Rows:
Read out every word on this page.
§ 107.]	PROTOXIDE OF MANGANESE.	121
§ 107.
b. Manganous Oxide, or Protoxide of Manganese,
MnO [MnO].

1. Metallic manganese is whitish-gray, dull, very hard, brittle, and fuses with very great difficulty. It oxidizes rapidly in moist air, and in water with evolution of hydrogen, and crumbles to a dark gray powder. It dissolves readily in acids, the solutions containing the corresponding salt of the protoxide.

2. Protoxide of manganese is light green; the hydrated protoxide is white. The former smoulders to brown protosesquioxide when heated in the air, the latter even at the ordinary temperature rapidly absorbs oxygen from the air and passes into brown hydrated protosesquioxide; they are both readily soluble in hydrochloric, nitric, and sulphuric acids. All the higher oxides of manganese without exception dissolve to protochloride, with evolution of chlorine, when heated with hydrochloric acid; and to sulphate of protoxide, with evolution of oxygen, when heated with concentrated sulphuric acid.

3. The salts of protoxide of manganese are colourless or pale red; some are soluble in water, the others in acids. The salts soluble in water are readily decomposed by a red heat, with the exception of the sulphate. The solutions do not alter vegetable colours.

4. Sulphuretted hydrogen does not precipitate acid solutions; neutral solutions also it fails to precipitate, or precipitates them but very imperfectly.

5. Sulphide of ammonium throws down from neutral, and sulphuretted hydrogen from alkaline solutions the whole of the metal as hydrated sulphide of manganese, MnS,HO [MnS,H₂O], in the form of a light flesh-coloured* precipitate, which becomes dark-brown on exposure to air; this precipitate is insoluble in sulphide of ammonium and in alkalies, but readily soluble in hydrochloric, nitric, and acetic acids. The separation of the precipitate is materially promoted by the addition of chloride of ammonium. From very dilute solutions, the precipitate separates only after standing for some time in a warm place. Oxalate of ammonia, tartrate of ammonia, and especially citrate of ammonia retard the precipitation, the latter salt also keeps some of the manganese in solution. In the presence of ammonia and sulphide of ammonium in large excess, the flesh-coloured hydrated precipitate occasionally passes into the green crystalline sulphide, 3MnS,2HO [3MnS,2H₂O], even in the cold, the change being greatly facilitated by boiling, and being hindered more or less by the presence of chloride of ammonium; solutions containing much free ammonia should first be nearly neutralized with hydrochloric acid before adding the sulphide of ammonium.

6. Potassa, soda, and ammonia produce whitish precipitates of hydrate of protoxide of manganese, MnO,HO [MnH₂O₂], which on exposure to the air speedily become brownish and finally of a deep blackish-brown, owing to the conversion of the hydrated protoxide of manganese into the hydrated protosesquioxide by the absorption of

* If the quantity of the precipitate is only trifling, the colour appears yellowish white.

Exercise description: Output an exact copy of each record.

Response below:
Read out every word on this page.
§ 107.]	PROTOXIDE OF MANGANESE.	121
§ 107.
b. Manganous Oxide, or Protoxide of Manganese,
MnO [MnO].

1. Metallic manganese is whitish-gray, dull, very hard, brittle, and fuses with very great difficulty. It oxidizes rapidly in moist air, and in water with evolution of hydrogen, and crumbles to a dark gray powder. It dissolves readily in acids, the solutions containing the corresponding salt of the protoxide.

2. Protoxide of manganese is light green; the hydrated protoxide is white. The former smoulders to brown protosesquioxide when heated in the air, the latter even at the ordinary temperature rapidly absorbs oxygen from the air and passes into brown hydrated protosesquioxide; they are both readily soluble in hydrochloric, nitric, and sulphuric acids. All the higher oxides of manganese without exception dissolve to protochloride, with evolution of chlorine, when heated with hydrochloric acid; and to sulphate of protoxide, with evolution of oxygen, when heated with concentrated sulphuric acid.

3. The salts of protoxide of manganese are colourless or pale red; some are soluble in water, the others in acids. The salts soluble in water are readily decomposed by a red heat, with the exception of the sulphate. The solutions do not alter vegetable colours.

4. Sulphuretted hydrogen does not precipitate acid solutions; neutral solutions also it fails to precipitate, or precipitates them but very imperfectly.

5. Sulphide of ammonium throws down from neutral, and sulphuretted hydrogen from alkaline solutions the whole of the metal as hydrated sulphide of manganese, MnS,HO [MnS,H₂O], in the form of a light flesh-coloured* precipitate, which becomes dark-brown on exposure to air; this precipitate is insoluble in sulphide of ammonium and in alkalies, but readily soluble in hydrochloric, nitric, and acetic acids. The separation of the precipitate is materially promoted by the addition of chloride of ammonium. From very dilute solutions, the precipitate separates only after standing for some time in a warm place. Oxalate of ammonia, tartrate of ammonia, and especially citrate of ammonia retard the precipitation, the latter salt also keeps some of the manganese in solution. In the presence of ammonia and sulphide of ammonium in large excess, the flesh-coloured hydrated precipitate occasionally passes into the green crystalline sulphide, 3MnS,2HO [3MnS,2H₂O], even in the cold, the change being greatly facilitated by boiling, and being hindered more or less by the presence of chloride of ammonium; solutions containing much free ammonia should first be nearly neutralized with hydrochloric acid before adding the sulphide of ammonium.

6. Potassa, soda, and ammonia produce whitish precipitates of hydrate of protoxide of manganese, MnO,HO [MnH₂O₂], which on exposure to the air speedily become brownish and finally of a deep blackish-brown, owing to the conversion of the hydrated protoxide of manganese into the hydrated protosesquioxide by the absorption of

* If the quantity of the precipitate is only trifling, the colour appears yellowish white.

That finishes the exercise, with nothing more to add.